### WORK TO COMPLETE:
From the entries below, please gather each line containing the string "data".

### Stored items:
* Start *
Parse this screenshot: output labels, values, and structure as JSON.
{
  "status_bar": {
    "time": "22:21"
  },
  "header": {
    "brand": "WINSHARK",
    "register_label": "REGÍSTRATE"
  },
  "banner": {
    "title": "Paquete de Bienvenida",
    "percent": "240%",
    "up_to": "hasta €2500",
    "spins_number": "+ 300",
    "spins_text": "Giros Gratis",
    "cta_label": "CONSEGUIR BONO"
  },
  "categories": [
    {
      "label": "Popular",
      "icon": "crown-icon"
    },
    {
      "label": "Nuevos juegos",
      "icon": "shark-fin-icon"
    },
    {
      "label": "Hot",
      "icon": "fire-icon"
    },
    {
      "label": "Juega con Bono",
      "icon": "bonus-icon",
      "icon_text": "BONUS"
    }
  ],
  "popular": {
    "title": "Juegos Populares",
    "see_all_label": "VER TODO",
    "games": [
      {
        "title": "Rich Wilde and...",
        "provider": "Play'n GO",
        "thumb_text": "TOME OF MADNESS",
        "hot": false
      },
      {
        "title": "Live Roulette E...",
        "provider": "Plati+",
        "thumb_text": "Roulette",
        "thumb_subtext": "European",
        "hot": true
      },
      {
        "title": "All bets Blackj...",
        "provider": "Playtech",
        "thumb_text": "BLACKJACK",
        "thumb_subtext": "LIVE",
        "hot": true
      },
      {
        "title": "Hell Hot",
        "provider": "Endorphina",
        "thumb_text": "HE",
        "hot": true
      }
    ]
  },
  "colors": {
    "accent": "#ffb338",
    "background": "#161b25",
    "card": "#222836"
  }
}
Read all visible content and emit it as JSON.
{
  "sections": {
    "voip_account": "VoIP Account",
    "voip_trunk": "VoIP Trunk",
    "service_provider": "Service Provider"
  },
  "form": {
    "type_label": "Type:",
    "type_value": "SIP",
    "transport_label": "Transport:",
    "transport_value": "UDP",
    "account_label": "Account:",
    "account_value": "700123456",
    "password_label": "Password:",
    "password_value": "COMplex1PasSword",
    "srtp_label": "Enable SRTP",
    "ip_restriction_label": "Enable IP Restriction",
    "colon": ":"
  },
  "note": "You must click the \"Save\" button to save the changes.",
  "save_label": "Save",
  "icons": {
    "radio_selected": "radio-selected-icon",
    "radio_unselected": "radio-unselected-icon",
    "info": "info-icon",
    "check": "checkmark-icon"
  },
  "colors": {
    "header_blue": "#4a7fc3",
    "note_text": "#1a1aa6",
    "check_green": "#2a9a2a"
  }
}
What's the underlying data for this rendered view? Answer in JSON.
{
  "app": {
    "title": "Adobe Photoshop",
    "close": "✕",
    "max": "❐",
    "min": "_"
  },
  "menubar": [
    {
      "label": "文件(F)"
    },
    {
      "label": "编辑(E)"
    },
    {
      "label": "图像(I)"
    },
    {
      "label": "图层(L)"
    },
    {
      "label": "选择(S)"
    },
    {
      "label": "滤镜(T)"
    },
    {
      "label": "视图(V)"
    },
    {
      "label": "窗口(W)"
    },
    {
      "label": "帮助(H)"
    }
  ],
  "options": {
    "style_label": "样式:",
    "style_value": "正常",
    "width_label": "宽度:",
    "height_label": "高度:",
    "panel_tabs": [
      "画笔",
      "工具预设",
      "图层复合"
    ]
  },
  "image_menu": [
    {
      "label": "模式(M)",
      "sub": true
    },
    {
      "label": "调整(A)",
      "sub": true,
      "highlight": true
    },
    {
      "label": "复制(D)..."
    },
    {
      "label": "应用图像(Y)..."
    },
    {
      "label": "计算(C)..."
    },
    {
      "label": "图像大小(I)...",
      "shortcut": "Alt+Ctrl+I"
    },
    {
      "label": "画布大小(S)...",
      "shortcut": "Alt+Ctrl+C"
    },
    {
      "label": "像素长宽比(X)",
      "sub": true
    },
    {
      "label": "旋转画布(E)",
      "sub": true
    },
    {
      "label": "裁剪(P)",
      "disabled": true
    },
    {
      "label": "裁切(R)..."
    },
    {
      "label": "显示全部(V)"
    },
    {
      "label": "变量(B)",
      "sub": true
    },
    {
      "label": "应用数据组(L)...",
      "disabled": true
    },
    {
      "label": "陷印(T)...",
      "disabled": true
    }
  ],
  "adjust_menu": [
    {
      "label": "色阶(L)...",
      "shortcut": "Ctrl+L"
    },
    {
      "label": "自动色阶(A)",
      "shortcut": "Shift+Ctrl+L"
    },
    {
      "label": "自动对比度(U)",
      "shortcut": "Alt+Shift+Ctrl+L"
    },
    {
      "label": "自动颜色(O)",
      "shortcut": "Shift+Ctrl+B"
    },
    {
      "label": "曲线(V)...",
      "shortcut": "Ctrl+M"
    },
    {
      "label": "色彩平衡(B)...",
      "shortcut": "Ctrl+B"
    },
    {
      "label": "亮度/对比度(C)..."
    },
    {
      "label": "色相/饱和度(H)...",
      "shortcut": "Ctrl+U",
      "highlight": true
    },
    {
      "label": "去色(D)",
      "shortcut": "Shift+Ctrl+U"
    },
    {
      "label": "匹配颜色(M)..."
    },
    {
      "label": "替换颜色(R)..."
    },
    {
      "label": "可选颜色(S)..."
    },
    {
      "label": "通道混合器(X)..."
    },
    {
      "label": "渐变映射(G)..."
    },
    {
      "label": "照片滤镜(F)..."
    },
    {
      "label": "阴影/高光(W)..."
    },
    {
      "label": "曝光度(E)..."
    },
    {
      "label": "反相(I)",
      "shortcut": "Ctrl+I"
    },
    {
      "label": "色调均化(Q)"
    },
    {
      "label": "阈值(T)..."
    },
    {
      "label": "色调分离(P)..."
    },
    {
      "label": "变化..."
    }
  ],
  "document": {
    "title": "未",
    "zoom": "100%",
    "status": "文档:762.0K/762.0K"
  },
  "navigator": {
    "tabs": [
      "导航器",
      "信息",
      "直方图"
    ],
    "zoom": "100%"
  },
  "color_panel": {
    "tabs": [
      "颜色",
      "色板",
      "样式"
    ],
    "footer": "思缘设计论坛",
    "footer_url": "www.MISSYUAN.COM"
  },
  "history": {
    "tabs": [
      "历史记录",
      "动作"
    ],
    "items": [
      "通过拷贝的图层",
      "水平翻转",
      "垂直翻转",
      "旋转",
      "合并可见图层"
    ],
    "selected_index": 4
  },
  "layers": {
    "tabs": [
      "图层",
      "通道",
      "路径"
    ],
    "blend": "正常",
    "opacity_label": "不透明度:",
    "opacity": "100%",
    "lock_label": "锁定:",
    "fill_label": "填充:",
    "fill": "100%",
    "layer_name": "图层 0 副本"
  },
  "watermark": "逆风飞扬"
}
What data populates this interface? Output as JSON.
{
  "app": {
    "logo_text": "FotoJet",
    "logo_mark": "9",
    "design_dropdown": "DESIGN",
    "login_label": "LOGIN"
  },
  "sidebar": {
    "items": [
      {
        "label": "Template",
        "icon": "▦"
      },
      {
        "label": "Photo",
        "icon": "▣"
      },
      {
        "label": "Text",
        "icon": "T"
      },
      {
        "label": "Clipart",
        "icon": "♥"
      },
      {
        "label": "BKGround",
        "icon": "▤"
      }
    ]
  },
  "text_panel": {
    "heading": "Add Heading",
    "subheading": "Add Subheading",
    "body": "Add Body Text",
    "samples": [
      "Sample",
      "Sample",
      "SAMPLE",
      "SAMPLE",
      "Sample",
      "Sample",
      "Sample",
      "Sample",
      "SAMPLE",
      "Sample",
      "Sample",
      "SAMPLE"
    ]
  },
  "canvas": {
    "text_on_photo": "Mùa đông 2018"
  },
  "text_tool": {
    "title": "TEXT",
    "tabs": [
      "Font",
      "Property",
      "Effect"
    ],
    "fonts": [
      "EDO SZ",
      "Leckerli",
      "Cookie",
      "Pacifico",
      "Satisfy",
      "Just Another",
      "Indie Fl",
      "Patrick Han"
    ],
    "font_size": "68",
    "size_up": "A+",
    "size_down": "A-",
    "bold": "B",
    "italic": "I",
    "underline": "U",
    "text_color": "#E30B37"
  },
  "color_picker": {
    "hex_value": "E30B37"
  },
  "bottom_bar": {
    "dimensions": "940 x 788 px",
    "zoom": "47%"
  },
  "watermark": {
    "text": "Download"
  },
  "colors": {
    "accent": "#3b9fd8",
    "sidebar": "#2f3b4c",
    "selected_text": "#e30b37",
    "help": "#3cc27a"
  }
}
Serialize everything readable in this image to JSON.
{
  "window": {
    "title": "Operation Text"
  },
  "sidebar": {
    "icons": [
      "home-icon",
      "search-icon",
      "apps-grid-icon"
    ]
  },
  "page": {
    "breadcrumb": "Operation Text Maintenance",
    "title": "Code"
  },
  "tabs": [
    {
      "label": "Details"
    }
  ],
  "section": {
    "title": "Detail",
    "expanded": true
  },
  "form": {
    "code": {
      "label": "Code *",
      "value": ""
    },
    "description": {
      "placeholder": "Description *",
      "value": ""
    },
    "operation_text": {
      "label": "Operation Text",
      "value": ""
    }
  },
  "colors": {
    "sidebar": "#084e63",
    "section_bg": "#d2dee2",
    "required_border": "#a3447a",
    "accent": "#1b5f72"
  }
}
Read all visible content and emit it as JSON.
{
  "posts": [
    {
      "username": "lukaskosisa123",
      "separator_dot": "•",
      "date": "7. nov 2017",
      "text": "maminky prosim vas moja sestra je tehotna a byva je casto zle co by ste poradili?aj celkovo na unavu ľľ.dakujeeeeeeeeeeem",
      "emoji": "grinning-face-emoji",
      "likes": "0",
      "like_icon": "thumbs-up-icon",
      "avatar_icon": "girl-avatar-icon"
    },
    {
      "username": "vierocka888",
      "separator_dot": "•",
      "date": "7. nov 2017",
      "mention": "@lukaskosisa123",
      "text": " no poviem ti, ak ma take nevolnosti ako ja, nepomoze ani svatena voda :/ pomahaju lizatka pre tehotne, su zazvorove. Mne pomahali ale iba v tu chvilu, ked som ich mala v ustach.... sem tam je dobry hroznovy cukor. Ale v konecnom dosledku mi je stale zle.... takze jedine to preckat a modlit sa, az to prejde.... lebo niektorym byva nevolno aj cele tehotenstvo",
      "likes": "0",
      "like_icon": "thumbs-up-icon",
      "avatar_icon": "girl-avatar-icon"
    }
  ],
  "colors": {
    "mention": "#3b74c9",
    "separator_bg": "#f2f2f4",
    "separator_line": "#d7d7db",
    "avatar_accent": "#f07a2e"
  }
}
* End *
### FINAL RESULT:
What's the underlying data for this rendered view? Answer in JSON.
What data populates this interface? Output as JSON.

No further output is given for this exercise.